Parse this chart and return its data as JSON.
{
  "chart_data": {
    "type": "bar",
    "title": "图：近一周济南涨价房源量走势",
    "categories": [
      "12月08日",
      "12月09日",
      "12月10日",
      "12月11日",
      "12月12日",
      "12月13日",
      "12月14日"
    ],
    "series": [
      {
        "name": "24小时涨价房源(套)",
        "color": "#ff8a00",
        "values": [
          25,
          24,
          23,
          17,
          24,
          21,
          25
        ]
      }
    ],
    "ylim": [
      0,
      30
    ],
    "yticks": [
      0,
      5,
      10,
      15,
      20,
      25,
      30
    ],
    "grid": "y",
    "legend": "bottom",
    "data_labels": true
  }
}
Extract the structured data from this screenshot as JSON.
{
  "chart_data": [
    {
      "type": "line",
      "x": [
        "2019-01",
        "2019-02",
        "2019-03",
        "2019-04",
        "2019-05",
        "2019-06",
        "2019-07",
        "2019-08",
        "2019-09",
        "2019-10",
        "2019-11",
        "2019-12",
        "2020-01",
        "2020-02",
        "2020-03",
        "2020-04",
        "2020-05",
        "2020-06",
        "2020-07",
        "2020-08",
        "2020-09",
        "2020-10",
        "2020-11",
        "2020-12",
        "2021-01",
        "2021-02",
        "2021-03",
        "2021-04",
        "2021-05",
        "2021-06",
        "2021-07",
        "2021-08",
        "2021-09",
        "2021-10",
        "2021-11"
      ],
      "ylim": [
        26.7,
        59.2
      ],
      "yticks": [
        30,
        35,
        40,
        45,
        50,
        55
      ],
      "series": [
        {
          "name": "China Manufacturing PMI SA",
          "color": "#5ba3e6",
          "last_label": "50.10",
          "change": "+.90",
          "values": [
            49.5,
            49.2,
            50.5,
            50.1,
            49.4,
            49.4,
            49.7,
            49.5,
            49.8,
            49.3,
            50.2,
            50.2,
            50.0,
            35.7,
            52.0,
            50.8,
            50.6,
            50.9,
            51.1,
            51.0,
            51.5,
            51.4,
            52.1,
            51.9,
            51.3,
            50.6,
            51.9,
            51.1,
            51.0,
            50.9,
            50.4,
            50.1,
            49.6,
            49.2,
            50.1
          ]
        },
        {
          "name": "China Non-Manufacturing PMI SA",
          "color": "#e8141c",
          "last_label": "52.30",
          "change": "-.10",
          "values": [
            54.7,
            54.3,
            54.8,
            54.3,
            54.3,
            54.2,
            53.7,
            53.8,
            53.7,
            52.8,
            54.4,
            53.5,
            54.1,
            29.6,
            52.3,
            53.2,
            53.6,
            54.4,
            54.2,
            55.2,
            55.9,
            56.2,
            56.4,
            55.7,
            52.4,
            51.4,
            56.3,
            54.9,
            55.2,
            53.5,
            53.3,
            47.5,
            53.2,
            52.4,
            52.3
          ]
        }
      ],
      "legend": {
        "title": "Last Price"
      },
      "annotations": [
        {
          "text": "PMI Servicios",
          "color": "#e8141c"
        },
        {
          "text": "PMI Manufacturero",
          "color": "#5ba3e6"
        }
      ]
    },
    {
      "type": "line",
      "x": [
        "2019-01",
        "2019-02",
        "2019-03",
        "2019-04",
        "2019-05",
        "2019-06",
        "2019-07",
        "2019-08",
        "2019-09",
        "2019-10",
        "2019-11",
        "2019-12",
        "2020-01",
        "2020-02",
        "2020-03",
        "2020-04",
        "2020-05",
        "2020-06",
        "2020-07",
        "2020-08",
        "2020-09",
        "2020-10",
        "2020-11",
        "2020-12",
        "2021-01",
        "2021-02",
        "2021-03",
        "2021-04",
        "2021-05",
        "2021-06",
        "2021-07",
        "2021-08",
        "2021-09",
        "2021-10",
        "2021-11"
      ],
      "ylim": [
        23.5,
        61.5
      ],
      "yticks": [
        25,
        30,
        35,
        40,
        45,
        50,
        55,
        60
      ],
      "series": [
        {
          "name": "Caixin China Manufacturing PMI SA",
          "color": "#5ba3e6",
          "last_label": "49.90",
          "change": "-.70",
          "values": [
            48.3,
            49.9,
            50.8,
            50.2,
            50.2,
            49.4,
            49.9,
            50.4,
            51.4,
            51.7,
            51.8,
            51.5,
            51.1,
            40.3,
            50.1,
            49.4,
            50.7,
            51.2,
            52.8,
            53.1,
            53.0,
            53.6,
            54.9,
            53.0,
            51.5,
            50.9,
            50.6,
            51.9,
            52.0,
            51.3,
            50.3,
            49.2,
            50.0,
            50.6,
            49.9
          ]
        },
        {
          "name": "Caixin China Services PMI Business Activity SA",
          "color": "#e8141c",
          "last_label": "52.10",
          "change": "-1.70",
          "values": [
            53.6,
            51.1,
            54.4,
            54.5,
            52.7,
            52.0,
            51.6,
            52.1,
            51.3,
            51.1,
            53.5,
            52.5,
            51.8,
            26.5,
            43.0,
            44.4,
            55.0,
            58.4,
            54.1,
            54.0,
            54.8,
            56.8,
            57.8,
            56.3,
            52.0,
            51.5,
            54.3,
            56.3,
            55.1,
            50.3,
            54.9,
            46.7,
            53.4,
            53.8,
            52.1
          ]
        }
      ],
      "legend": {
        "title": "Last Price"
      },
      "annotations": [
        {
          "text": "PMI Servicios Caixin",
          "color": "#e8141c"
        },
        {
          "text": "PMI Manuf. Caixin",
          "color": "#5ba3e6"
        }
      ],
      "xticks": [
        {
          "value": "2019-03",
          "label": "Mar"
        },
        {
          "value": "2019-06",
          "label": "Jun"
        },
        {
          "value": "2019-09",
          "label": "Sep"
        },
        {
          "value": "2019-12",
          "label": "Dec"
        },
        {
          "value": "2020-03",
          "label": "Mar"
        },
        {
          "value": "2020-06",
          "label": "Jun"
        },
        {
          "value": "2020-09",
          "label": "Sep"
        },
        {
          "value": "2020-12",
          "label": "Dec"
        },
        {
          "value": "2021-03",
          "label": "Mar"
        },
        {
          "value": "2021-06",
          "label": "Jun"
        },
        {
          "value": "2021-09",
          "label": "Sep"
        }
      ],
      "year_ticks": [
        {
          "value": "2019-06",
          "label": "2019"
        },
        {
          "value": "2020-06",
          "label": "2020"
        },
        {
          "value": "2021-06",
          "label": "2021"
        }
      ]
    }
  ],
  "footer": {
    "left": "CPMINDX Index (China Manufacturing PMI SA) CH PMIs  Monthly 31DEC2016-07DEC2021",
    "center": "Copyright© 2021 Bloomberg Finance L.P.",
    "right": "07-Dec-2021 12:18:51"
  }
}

▶ To do: Looking at the listing above, count the lines that contain "Servicios" and give nothing but the number.

▶ Full solution: 2